### Task to carry out:
Return each line of the listing that contains the string "平山县第二中学".

### Data shown:

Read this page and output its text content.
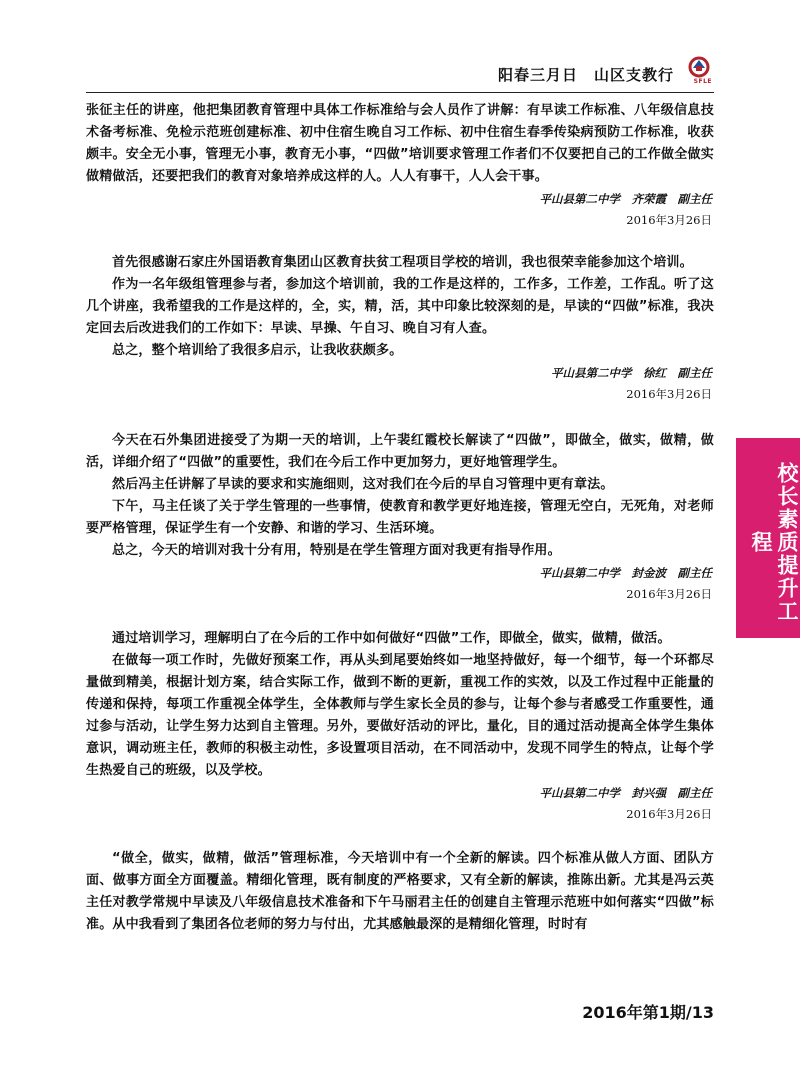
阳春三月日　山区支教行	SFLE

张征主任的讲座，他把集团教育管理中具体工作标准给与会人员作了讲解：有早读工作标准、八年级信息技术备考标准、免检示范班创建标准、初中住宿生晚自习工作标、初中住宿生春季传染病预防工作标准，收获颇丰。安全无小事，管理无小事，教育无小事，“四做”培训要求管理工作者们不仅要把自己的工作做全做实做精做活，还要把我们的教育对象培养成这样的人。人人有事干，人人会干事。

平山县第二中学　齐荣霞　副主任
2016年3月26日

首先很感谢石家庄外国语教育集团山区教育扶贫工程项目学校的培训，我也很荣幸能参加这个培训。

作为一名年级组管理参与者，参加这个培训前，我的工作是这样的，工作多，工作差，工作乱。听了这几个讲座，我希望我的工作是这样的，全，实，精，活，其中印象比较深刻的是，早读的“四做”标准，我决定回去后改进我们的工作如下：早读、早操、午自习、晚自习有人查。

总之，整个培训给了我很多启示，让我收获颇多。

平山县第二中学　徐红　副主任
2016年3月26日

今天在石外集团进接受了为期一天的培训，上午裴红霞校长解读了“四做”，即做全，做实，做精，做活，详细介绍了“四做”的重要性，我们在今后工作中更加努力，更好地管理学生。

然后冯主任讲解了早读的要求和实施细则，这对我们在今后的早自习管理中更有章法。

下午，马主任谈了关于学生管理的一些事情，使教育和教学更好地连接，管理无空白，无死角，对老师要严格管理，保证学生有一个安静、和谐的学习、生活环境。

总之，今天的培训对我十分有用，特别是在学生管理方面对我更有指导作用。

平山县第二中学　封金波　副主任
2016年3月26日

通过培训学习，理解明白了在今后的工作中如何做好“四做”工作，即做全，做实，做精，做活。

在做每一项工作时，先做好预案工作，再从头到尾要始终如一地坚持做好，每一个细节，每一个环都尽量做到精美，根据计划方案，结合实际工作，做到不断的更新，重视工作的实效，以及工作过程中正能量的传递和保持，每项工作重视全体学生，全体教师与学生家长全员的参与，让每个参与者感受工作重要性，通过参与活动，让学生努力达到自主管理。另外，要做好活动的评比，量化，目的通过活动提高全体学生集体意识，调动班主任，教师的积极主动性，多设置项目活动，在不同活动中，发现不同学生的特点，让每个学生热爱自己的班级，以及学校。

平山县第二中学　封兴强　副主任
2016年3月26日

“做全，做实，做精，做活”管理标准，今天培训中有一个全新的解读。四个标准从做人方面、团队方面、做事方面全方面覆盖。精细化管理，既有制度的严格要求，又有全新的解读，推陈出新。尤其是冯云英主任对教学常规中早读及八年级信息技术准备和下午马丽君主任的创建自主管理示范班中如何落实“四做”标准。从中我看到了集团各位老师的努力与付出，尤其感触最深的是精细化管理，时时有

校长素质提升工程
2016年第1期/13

### Response:
平山县第二中学　齐荣霞　副主任
平山县第二中学　徐红　副主任
平山县第二中学　封金波　副主任
平山县第二中学　封兴强　副主任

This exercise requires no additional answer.